Collected data entries:

☆ ☆ ☆ ☆ ☆

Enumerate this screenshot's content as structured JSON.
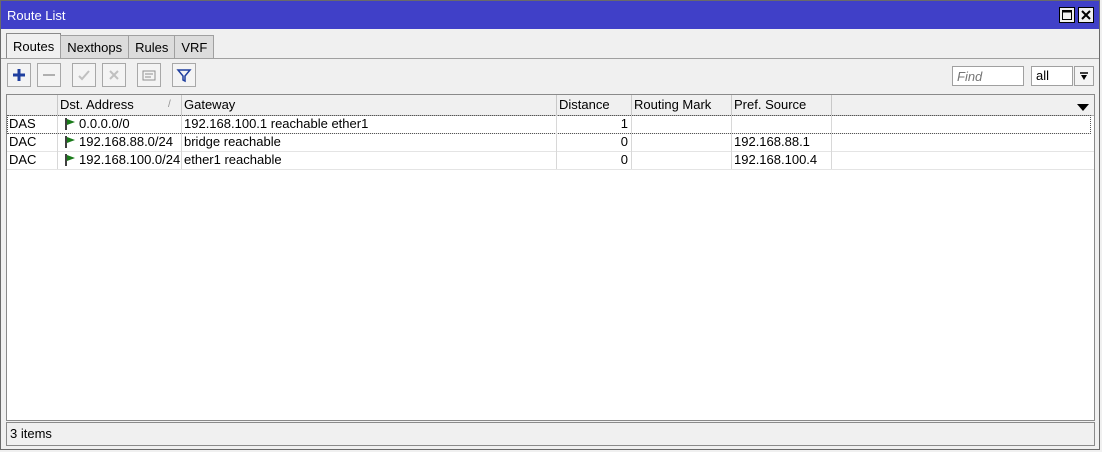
{
  "window": {
    "title": "Route List"
  },
  "tabs": [
    {
      "label": "Routes"
    },
    {
      "label": "Nexthops"
    },
    {
      "label": "Rules"
    },
    {
      "label": "VRF"
    }
  ],
  "toolbar": {
    "find_placeholder": "Find",
    "filter_value": "all"
  },
  "table": {
    "columns": [
      "",
      "Dst. Address",
      "Gateway",
      "Distance",
      "Routing Mark",
      "Pref. Source"
    ],
    "rows": [
      {
        "flags": "DAS",
        "dst": "0.0.0.0/0",
        "gateway": "192.168.100.1 reachable ether1",
        "distance": "1",
        "mark": "",
        "pref": ""
      },
      {
        "flags": "DAC",
        "dst": "192.168.88.0/24",
        "gateway": "bridge reachable",
        "distance": "0",
        "mark": "",
        "pref": "192.168.88.1"
      },
      {
        "flags": "DAC",
        "dst": "192.168.100.0/24",
        "gateway": "ether1 reachable",
        "distance": "0",
        "mark": "",
        "pref": "192.168.100.4"
      }
    ]
  },
  "status": {
    "text": "3 items"
  },
  "colors": {
    "titlebar": "#4040c8",
    "accent": "#1f3f9f",
    "flag": "#1a7a1a"
  }
}
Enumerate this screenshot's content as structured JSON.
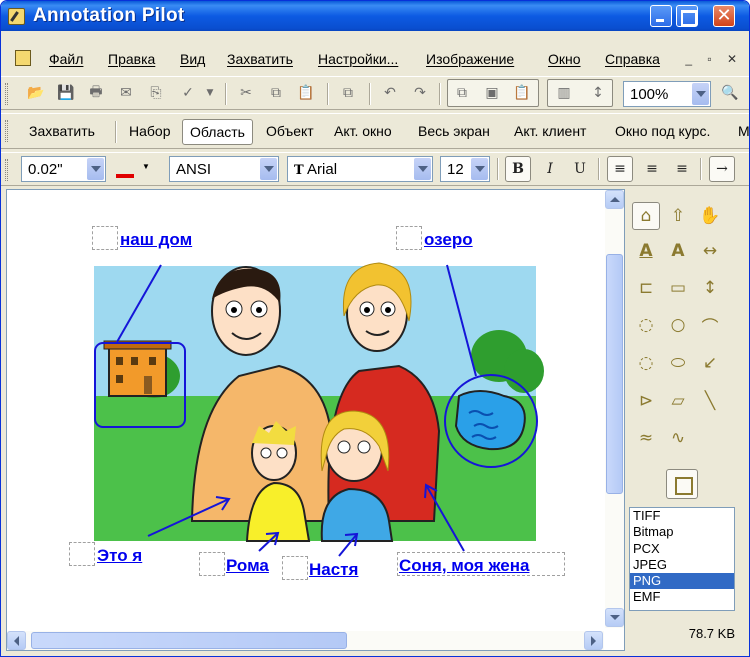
{
  "window": {
    "title": "Annotation Pilot"
  },
  "menu": [
    "Файл",
    "Правка",
    "Вид",
    "Захватить",
    "Настройки...",
    "Изображение",
    "Окно",
    "Справка"
  ],
  "toolbar": {
    "zoom": "100%"
  },
  "capture": [
    "Захватить",
    "Набор",
    "Область",
    "Объект",
    "Акт. окно",
    "Весь экран",
    "Акт. клиент",
    "Окно под курс.",
    "М"
  ],
  "capture_active": "Область",
  "format_bar": {
    "line_width": "0.02\"",
    "charset": "ANSI",
    "font": "Arial",
    "size": "12",
    "bold": "B",
    "italic": "I",
    "underline": "U"
  },
  "annotations": {
    "house": "наш дом",
    "lake": "озеро",
    "me": "Это я",
    "roma": "Рома",
    "nastya": "Настя",
    "sonya": "Соня, моя жена"
  },
  "formats": [
    "TIFF",
    "Bitmap",
    "PCX",
    "JPEG",
    "PNG",
    "EMF"
  ],
  "selected_format": "PNG",
  "file_size": "78.7 KB",
  "colors": {
    "annotation": "#0000ee",
    "pen": "#e00000",
    "selection": "#316ac5"
  }
}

☆ ☆ ☆ ☆ ☆

## [WORK TO DO]
Extract all lines of the records above that include "label".

## [SOLUTION TO THE EXERCISE]
      "label": "Routes"
      "label": "Nexthops"
      "label": "Rules"
      "label": "VRF"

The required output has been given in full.